__What you have to do__. Spot each line in the records below where the word "this" occurs, then copy it.
═══
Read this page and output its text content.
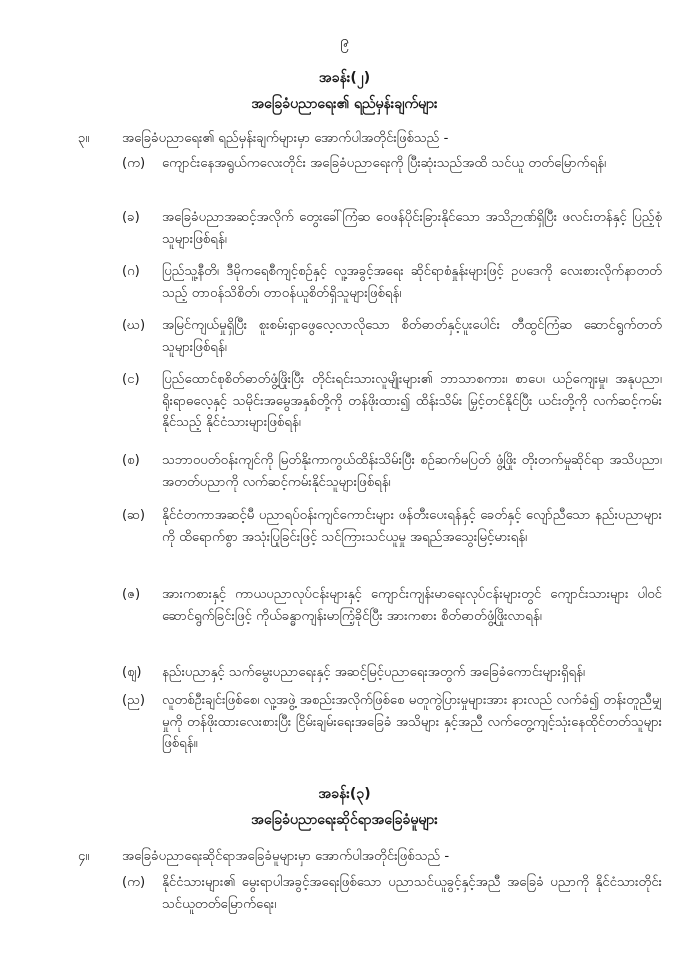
၉
အခန်း(၂)
အခြေခံပညာရေး၏ ရည်မှန်းချက်များ
၃။ အခြေခံပညာရေး၏ ရည်မှန်းချက်များမှာ အောက်ပါအတိုင်းဖြစ်သည် -
(က)	ကျောင်းနေအရွယ်ကလေးတိုင်း အခြေခံပညာရေးကို ပြီးဆုံးသည်အထိ သင်ယူ တတ်မြောက်ရန်၊
(ခ)	အခြေခံပညာအဆင့်အလိုက် တွေးခေါ်ကြံဆ ဝေဖန်ပိုင်းခြားနိုင်သော အသိဉာဏ်ရှိပြီး ဖလင်းတန်နှင့် ပြည့်စုံသူများဖြစ်ရန်၊
(ဂ)	ပြည်သူ့နီတိ၊ ဒီမိုကရေစီကျင့်စဉ်နှင့် လူ့အခွင့်အရေး ဆိုင်ရာစံနှုန်းများဖြင့် ဥပဒေကို လေးစားလိုက်နာတတ်သည့် တာဝန်သိစိတ်၊ တာဝန်ယူစိတ်ရှိသူများဖြစ်ရန်၊
(ဃ)	အမြင်ကျယ်မှုရှိပြီး စူးစမ်းရှာဖွေလေ့လာလိုသော စိတ်ဓာတ်နှင့်ပူးပေါင်း တီထွင်ကြံဆ ဆောင်ရွက်တတ်သူများဖြစ်ရန်၊
(င)	ပြည်ထောင်စုစိတ်ဓာတ်ဖွံ့ဖြိုးပြီး တိုင်းရင်းသားလူမျိုးများ၏ ဘာသာစကား၊ စာပေ၊ ယဉ်ကျေးမှု၊ အနုပညာ၊ ရိုးရာဓလေ့နှင့် သမိုင်းအမွေအနှစ်တို့ကို တန်ဖိုးထား၍ ထိန်းသိမ်း မြှင့်တင်နိုင်ပြီး ယင်းတို့ကို လက်ဆင့်ကမ်းနိုင်သည့် နိုင်ငံသားများဖြစ်ရန်၊
(စ)	သဘာဝပတ်ဝန်းကျင်ကို မြတ်နိုးကာကွယ်ထိန်းသိမ်းပြီး စဉ်ဆက်မပြတ် ဖွံ့ဖြိုး တိုးတက်မှုဆိုင်ရာ အသိပညာ၊ အတတ်ပညာကို လက်ဆင့်ကမ်းနိုင်သူများဖြစ်ရန်၊
(ဆ)	နိုင်ငံတကာအဆင့်မီ ပညာရပ်ဝန်းကျင်ကောင်းများ ဖန်တီးပေးရန်နှင့် ခေတ်နှင့် လျော်ညီသော နည်းပညာများကို ထိရောက်စွာ အသုံးပြုခြင်းဖြင့် သင်ကြားသင်ယူမှု အရည်အသွေးမြင့်မားရန်၊
(ဇ)	အားကစားနှင့် ကာယပညာလုပ်ငန်းများနှင့် ကျောင်းကျန်းမာရေးလုပ်ငန်းများတွင် ကျောင်းသားများ ပါဝင်ဆောင်ရွက်ခြင်းဖြင့် ကိုယ်ခန္ဓာကျန်းမာကြံ့ခိုင်ပြီး အားကစား စိတ်ဓာတ်ဖွံ့ဖြိုးလာရန်၊
(ဈ)	နည်းပညာနှင့် သက်မွေးပညာရေးနှင့် အဆင့်မြင့်ပညာရေးအတွက် အခြေခံကောင်းများရှိရန်၊
(ည)	လူတစ်ဦးချင်းဖြစ်စေ၊ လူ့အဖွဲ့ အစည်းအလိုက်ဖြစ်စေ မတူကွဲပြားမှုများအား နားလည် လက်ခံ၍ တန်းတူညီမျှမှုကို တန်ဖိုးထားလေးစားပြီး ငြိမ်းချမ်းရေးအခြေခံ အသိများ နှင့်အညီ လက်တွေ့ကျင့်သုံးနေထိုင်တတ်သူများဖြစ်ရန်။
အခန်း(၃)
အခြေခံပညာရေးဆိုင်ရာအခြေခံမူများ
၄။ အခြေခံပညာရေးဆိုင်ရာအခြေခံမူများမှာ အောက်ပါအတိုင်းဖြစ်သည် -
(က)	နိုင်ငံသားများ၏ မွေးရာပါအခွင့်အရေးဖြစ်သော ပညာသင်ယူခွင့်နှင့်အညီ အခြေခံ ပညာကို နိုင်ငံသားတိုင်း သင်ယူတတ်မြောက်ရေး၊
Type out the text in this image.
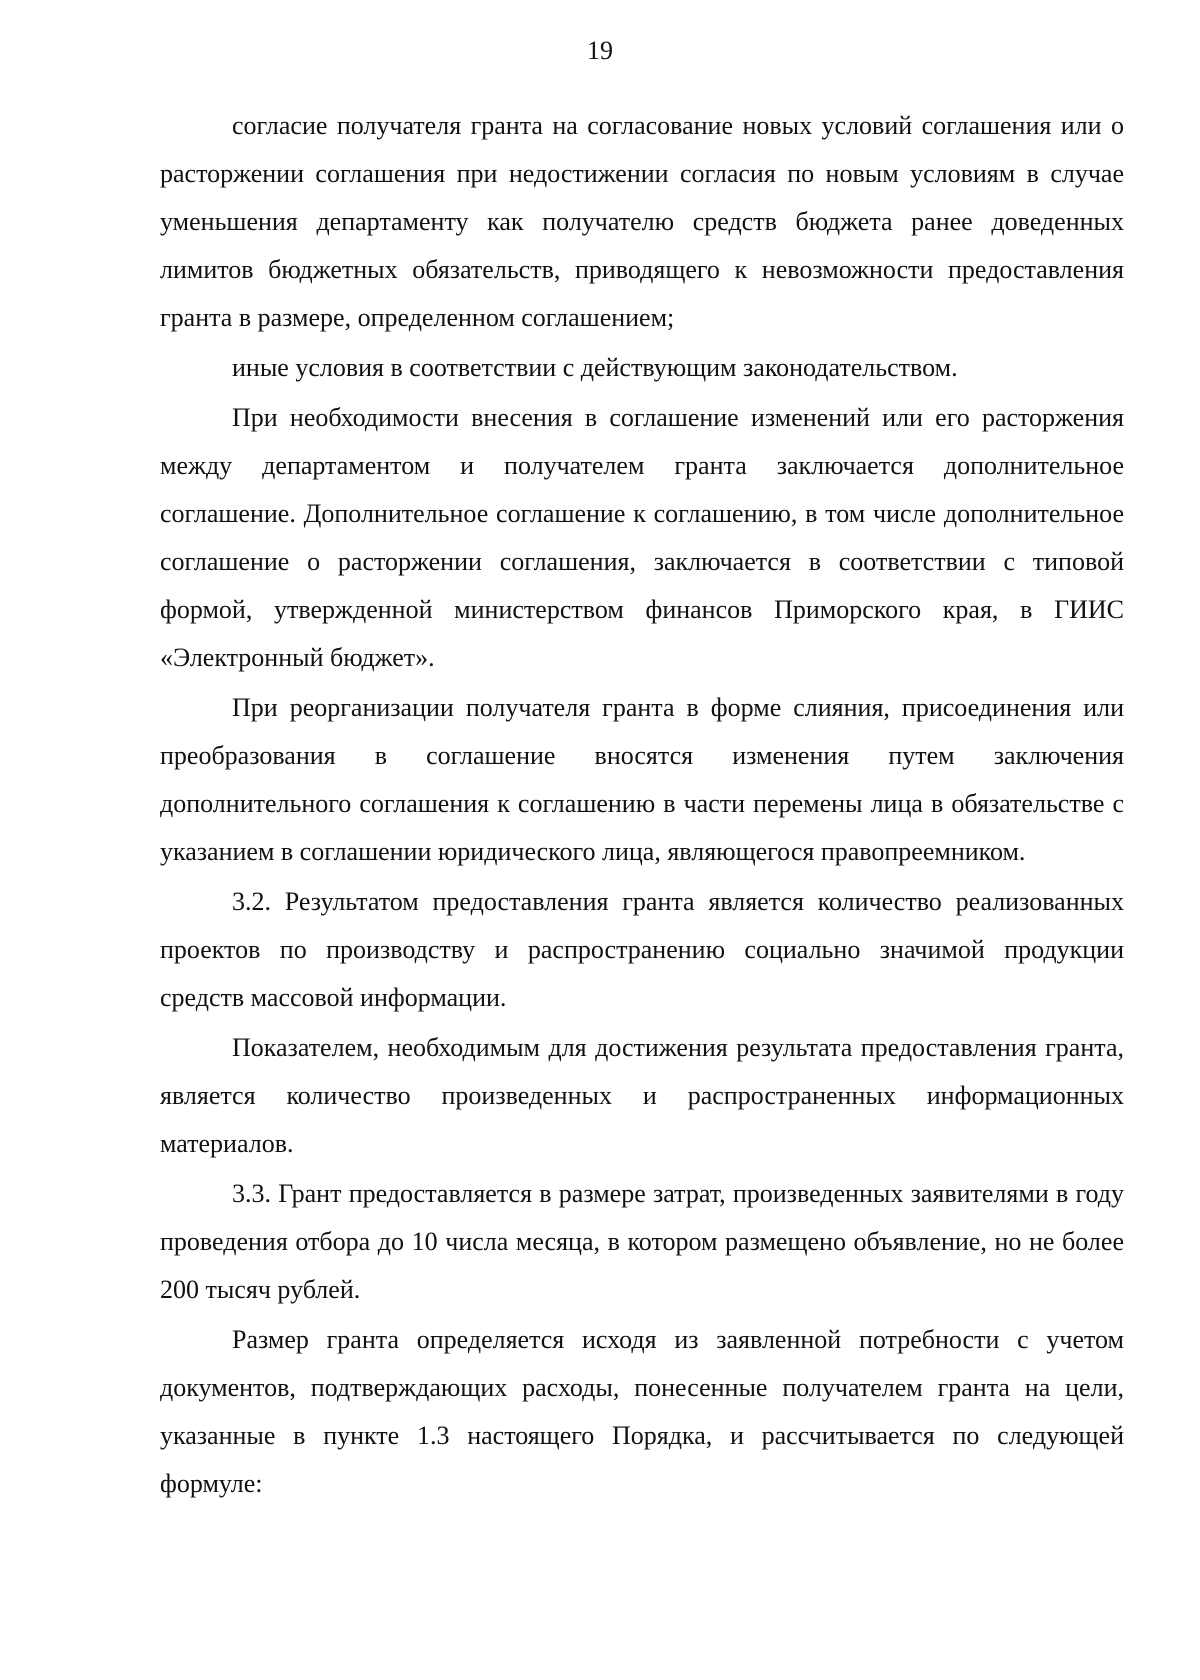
19

согласие получателя гранта на согласование новых условий соглашения или о расторжении соглашения при недостижении согласия по новым условиям в случае уменьшения департаменту как получателю средств бюджета ранее доведенных лимитов бюджетных обязательств, приводящего к невозможности предоставления гранта в размере, определенном соглашением;

иные условия в соответствии с действующим законодательством.

При необходимости внесения в соглашение изменений или его расторжения между департаментом и получателем гранта заключается дополнительное соглашение. Дополнительное соглашение к соглашению, в том числе дополнительное соглашение о расторжении соглашения, заключается в соответствии с типовой формой, утвержденной министерством финансов Приморского края, в ГИИС «Электронный бюджет».

При реорганизации получателя гранта в форме слияния, присоединения или преобразования в соглашение вносятся изменения путем заключения дополнительного соглашения к соглашению в части перемены лица в обязательстве с указанием в соглашении юридического лица, являющегося правопреемником.

3.2. Результатом предоставления гранта является количество реализованных проектов по производству и распространению социально значимой продукции средств массовой информации.

Показателем, необходимым для достижения результата предоставления гранта, является количество произведенных и распространенных информационных материалов.

3.3. Грант предоставляется в размере затрат, произведенных заявителями в году проведения отбора до 10 числа месяца, в котором размещено объявление, но не более 200 тысяч рублей.

Размер гранта определяется исходя из заявленной потребности с учетом документов, подтверждающих расходы, понесенные получателем гранта на цели, указанные в пункте 1.3 настоящего Порядка, и рассчитывается по следующей формуле:
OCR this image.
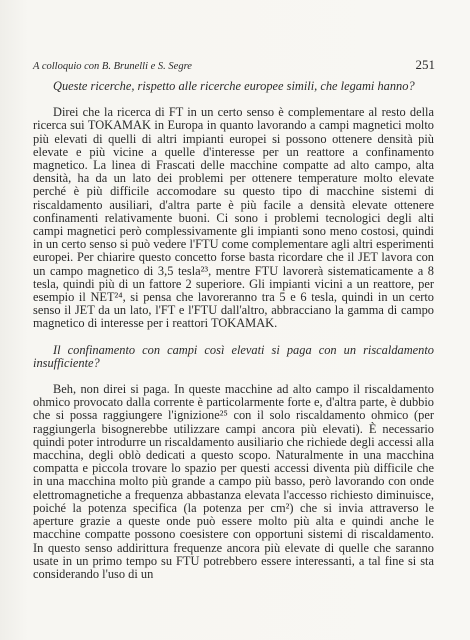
A colloquio con B. Brunelli e S. Segre	251

Queste ricerche, rispetto alle ricerche europee simili, che legami hanno?

Direi che la ricerca di FT in un certo senso è complementare al resto della ricerca sui TOKAMAK in Europa in quanto lavorando a campi magnetici molto più elevati di quelli di altri impianti europei si possono ottenere densità più elevate e più vicine a quelle d'interesse per un reattore a confinamento magnetico. La linea di Frascati delle macchine compatte ad alto campo, alta densità, ha da un lato dei problemi per ottenere temperature molto elevate perché è più difficile accomodare su questo tipo di macchine sistemi di riscaldamento ausiliari, d'altra parte è più facile a densità elevate ottenere confinamenti relativamente buoni. Ci sono i problemi tecnologici degli alti campi magnetici però complessivamente gli impianti sono meno costosi, quindi in un certo senso si può vedere l'FTU come complementare agli altri esperimenti europei. Per chiarire questo concetto forse basta ricordare che il JET lavora con un campo magnetico di 3,5 tesla²³, mentre FTU lavorerà sistematicamente a 8 tesla, quindi più di un fattore 2 superiore. Gli impianti vicini a un reattore, per esempio il NET²⁴, si pensa che lavoreranno tra 5 e 6 tesla, quindi in un certo senso il JET da un lato, l'FT e l'FTU dall'altro, abbracciano la gamma di campo magnetico di interesse per i reattori TOKAMAK.

Il confinamento con campi così elevati si paga con un riscaldamento insufficiente?

Beh, non direi si paga. In queste macchine ad alto campo il riscaldamento ohmico provocato dalla corrente è particolarmente forte e, d'altra parte, è dubbio che si possa raggiungere l'ignizione²⁵ con il solo riscaldamento ohmico (per raggiungerla bisognerebbe utilizzare campi ancora più elevati). È necessario quindi poter introdurre un riscaldamento ausiliario che richiede degli accessi alla macchina, degli oblò dedicati a questo scopo. Naturalmente in una macchina compatta e piccola trovare lo spazio per questi accessi diventa più difficile che in una macchina molto più grande a campo più basso, però lavorando con onde elettromagnetiche a frequenza abbastanza elevata l'accesso richiesto diminuisce, poiché la potenza specifica (la potenza per cm²) che si invia attraverso le aperture grazie a queste onde può essere molto più alta e quindi anche le macchine compatte possono coesistere con opportuni sistemi di riscaldamento. In questo senso addirittura frequenze ancora più elevate di quelle che saranno usate in un primo tempo su FTU potrebbero essere interessanti, a tal fine si sta considerando l'uso di un
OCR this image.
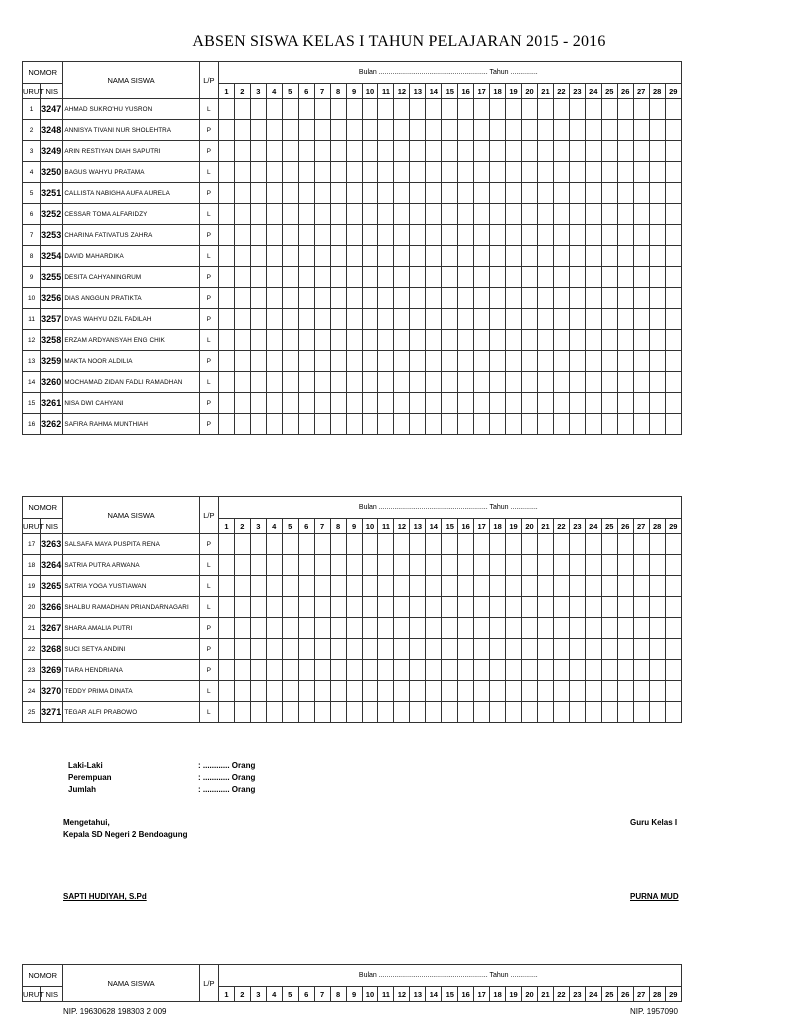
ABSEN SISWA KELAS I TAHUN PELAJARAN 2015 - 2016
NOMOR		NAMA SISWA	L/P	Bulan ........................................................ Tahun ..............																												
URUT	NIS			1	2	3	4	5	6	7	8	9	10	11	12	13	14	15	16	17	18	19	20	21	22	23	24	25	26	27	28	29
1	3247	AHMAD SUKRO'HU YUSRON	L																													
2	3248	ANNISYA TIVANI NUR SHOLEHTRA	P																													
3	3249	ARIN RESTIYAN DIAH SAPUTRI	P																													
4	3250	BAGUS WAHYU PRATAMA	L																													
5	3251	CALLISTA NABIGHA AUFA AURELA	P																													
6	3252	CESSAR TOMA ALFARIDZY	L																													
7	3253	CHARINA FATIVATUS ZAHRA	P																													
8	3254	DAVID MAHARDIKA	L																													
9	3255	DESITA CAHYANINGRUM	P																													
10	3256	DIAS ANGGUN PRATIKTA	P																													
11	3257	DYAS WAHYU DZIL FADILAH	P																													
12	3258	ERZAM ARDYANSYAH ENG CHIK	L																													
13	3259	MAKTA NOOR ALDILIA	P																													
14	3260	MOCHAMAD ZIDAN FADLI RAMADHAN	L																													
15	3261	NISA DWI CAHYANI	P																													
16	3262	SAFIRA RAHMA MUNTHIAH	P																													
NOMOR		NAMA SISWA	L/P	Bulan ........................................................ Tahun ..............																												
URUT	NIS			1	2	3	4	5	6	7	8	9	10	11	12	13	14	15	16	17	18	19	20	21	22	23	24	25	26	27	28	29
17	3263	SALSAFA MAYA PUSPITA RENA	P																													
18	3264	SATRIA PUTRA ARWANA	L																													
19	3265	SATRIA YOGA YUSTIAWAN	L																													
20	3266	SHALBU RAMADHAN PRIANDARNAGARI	L																													
21	3267	SHARA AMALIA PUTRI	P																													
22	3268	SUCI SETYA ANDINI	P																													
23	3269	TIARA HENDRIANA	P																													
24	3270	TEDDY PRIMA DINATA	L																													
25	3271	TEGAR ALFI PRABOWO	L																													
Laki-Laki	: ............ Orang
Perempuan	: ............ Orang
Jumlah	: ............ Orang
Mengetahui,
Kepala SD Negeri 2 Bendoagung
Guru Kelas I
SAPTI HUDIYAH, S.Pd	PURNA MUD
NOMOR		NAMA SISWA	L/P	Bulan ........................................................ Tahun ..............																												
URUT	NIS			1	2	3	4	5	6	7	8	9	10	11	12	13	14	15	16	17	18	19	20	21	22	23	24	25	26	27	28	29
NIP. 19630628 198303 2 009	NIP. 1957090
═══
__Task response__.
Read this page and output its text content.
Type out the text in this image.
OCR this image.
OCR this image.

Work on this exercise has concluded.